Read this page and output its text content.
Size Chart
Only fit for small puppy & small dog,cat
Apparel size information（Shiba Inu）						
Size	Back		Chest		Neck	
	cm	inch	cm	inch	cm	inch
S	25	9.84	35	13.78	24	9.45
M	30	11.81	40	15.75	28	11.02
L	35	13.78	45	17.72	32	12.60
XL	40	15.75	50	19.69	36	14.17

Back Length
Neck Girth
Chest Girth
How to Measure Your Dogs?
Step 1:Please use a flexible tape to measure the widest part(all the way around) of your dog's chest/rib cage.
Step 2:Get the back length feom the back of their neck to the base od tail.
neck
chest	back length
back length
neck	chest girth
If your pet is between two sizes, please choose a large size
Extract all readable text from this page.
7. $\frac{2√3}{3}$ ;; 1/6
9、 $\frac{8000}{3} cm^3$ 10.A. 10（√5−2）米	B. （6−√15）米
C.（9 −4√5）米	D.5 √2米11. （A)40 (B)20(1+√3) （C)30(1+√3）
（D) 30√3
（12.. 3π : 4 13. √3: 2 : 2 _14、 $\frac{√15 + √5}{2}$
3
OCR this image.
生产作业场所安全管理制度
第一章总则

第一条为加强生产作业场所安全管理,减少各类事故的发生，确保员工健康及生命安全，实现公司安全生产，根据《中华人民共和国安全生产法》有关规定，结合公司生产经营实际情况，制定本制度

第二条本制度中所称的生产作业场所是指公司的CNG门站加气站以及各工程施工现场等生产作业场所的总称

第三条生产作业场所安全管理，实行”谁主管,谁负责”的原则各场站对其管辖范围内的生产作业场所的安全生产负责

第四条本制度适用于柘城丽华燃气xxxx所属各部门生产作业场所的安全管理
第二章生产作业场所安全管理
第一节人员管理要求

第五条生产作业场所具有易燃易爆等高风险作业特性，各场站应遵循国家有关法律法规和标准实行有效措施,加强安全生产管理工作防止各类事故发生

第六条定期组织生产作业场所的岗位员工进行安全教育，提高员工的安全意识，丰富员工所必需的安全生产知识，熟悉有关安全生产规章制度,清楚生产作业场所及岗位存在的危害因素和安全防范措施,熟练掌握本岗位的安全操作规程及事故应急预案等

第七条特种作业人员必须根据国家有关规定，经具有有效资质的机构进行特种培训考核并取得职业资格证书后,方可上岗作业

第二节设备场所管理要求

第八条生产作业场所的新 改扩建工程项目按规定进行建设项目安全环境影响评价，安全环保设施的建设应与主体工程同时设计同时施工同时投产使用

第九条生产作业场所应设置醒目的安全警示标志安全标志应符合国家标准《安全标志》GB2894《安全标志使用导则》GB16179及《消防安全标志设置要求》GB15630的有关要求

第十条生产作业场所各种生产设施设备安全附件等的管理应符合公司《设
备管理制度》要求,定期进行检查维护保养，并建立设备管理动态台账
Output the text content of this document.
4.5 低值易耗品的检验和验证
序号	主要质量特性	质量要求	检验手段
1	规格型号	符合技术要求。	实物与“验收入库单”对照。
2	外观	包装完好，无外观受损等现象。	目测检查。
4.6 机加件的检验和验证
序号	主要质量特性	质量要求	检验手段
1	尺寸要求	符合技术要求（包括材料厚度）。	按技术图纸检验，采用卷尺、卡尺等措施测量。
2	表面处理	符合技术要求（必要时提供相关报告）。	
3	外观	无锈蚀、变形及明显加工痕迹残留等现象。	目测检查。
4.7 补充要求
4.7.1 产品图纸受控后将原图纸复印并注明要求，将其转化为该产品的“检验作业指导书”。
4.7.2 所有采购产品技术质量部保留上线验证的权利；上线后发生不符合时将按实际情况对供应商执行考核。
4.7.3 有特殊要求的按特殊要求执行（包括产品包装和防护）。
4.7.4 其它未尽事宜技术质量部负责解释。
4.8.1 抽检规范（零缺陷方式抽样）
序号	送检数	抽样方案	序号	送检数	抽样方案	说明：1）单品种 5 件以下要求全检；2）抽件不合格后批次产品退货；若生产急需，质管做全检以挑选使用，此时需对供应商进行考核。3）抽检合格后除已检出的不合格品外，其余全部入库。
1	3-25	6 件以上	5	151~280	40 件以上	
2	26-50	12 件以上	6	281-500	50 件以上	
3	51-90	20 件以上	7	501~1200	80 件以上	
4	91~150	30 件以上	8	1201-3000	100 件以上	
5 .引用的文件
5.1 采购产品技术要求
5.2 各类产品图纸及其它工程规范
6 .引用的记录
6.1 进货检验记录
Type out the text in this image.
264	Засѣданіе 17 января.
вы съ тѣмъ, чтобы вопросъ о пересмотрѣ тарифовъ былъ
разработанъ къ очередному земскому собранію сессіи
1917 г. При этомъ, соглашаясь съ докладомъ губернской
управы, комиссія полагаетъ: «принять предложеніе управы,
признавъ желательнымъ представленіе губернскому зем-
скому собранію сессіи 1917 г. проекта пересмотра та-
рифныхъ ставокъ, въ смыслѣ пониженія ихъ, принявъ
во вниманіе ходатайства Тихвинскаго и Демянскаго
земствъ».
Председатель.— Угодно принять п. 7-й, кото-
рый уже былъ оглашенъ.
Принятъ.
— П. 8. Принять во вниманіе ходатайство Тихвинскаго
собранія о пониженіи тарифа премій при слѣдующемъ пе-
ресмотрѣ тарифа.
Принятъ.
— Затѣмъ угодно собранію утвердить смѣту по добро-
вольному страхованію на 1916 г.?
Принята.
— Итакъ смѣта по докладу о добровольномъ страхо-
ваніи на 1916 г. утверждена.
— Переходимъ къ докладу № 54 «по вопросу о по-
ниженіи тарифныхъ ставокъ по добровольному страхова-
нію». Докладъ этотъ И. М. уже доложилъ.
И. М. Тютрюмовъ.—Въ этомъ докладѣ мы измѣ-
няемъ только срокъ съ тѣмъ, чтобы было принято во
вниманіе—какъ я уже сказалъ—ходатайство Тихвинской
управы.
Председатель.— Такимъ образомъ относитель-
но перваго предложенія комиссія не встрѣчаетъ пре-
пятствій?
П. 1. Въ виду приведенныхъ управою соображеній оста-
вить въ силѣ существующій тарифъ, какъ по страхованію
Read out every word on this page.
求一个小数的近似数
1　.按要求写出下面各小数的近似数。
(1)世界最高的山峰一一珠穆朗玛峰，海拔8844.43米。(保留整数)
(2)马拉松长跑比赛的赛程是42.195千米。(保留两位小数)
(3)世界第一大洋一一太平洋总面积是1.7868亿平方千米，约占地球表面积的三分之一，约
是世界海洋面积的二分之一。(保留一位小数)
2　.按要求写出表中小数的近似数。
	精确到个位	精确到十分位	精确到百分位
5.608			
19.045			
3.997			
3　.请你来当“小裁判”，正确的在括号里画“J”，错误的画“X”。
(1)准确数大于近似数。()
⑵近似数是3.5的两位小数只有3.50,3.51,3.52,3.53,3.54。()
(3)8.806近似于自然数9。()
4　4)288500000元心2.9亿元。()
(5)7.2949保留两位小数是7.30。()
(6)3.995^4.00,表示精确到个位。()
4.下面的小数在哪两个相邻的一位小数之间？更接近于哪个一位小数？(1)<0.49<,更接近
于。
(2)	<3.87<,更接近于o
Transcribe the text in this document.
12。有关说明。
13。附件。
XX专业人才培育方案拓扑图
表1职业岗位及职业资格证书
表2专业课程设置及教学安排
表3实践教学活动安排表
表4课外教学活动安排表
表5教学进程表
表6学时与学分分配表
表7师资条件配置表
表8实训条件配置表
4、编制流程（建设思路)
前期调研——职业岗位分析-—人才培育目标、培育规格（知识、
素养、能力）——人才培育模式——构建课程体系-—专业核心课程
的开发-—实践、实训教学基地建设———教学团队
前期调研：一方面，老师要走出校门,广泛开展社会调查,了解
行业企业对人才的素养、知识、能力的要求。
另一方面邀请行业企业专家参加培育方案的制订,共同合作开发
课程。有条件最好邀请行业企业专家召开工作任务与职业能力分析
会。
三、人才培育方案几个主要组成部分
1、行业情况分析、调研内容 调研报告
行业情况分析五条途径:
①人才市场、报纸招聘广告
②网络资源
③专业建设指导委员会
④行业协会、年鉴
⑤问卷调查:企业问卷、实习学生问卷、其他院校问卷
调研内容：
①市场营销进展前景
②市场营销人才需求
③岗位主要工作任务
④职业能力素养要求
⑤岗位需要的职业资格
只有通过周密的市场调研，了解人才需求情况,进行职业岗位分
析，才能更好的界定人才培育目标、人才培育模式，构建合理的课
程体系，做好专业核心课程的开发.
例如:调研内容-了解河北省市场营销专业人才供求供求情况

Aim:
Quote the line that contains "Read out every word on this page." and each line after it through the end of the data, exactly, leaving out everything else.

Complete answer:
Read out every word on this page.
求一个小数的近似数
1　.按要求写出下面各小数的近似数。
(1)世界最高的山峰一一珠穆朗玛峰，海拔8844.43米。(保留整数)
(2)马拉松长跑比赛的赛程是42.195千米。(保留两位小数)
(3)世界第一大洋一一太平洋总面积是1.7868亿平方千米，约占地球表面积的三分之一，约
是世界海洋面积的二分之一。(保留一位小数)
2　.按要求写出表中小数的近似数。
	精确到个位	精确到十分位	精确到百分位
5.608			
19.045			
3.997			
3　.请你来当“小裁判”，正确的在括号里画“J”，错误的画“X”。
(1)准确数大于近似数。()
⑵近似数是3.5的两位小数只有3.50,3.51,3.52,3.53,3.54。()
(3)8.806近似于自然数9。()
4　4)288500000元心2.9亿元。()
(5)7.2949保留两位小数是7.30。()
(6)3.995^4.00,表示精确到个位。()
4.下面的小数在哪两个相邻的一位小数之间？更接近于哪个一位小数？(1)<0.49<,更接近
于。
(2)	<3.87<,更接近于o
Transcribe the text in this document.
12。有关说明。
13。附件。
XX专业人才培育方案拓扑图
表1职业岗位及职业资格证书
表2专业课程设置及教学安排
表3实践教学活动安排表
表4课外教学活动安排表
表5教学进程表
表6学时与学分分配表
表7师资条件配置表
表8实训条件配置表
4、编制流程（建设思路)
前期调研——职业岗位分析-—人才培育目标、培育规格（知识、
素养、能力）——人才培育模式——构建课程体系-—专业核心课程
的开发-—实践、实训教学基地建设———教学团队
前期调研：一方面，老师要走出校门,广泛开展社会调查,了解
行业企业对人才的素养、知识、能力的要求。
另一方面邀请行业企业专家参加培育方案的制订,共同合作开发
课程。有条件最好邀请行业企业专家召开工作任务与职业能力分析
会。
三、人才培育方案几个主要组成部分
1、行业情况分析、调研内容 调研报告
行业情况分析五条途径:
①人才市场、报纸招聘广告
②网络资源
③专业建设指导委员会
④行业协会、年鉴
⑤问卷调查:企业问卷、实习学生问卷、其他院校问卷
调研内容：
①市场营销进展前景
②市场营销人才需求
③岗位主要工作任务
④职业能力素养要求
⑤岗位需要的职业资格
只有通过周密的市场调研，了解人才需求情况,进行职业岗位分
析，才能更好的界定人才培育目标、人才培育模式，构建合理的课
程体系，做好专业核心课程的开发.
例如:调研内容-了解河北省市场营销专业人才供求供求情况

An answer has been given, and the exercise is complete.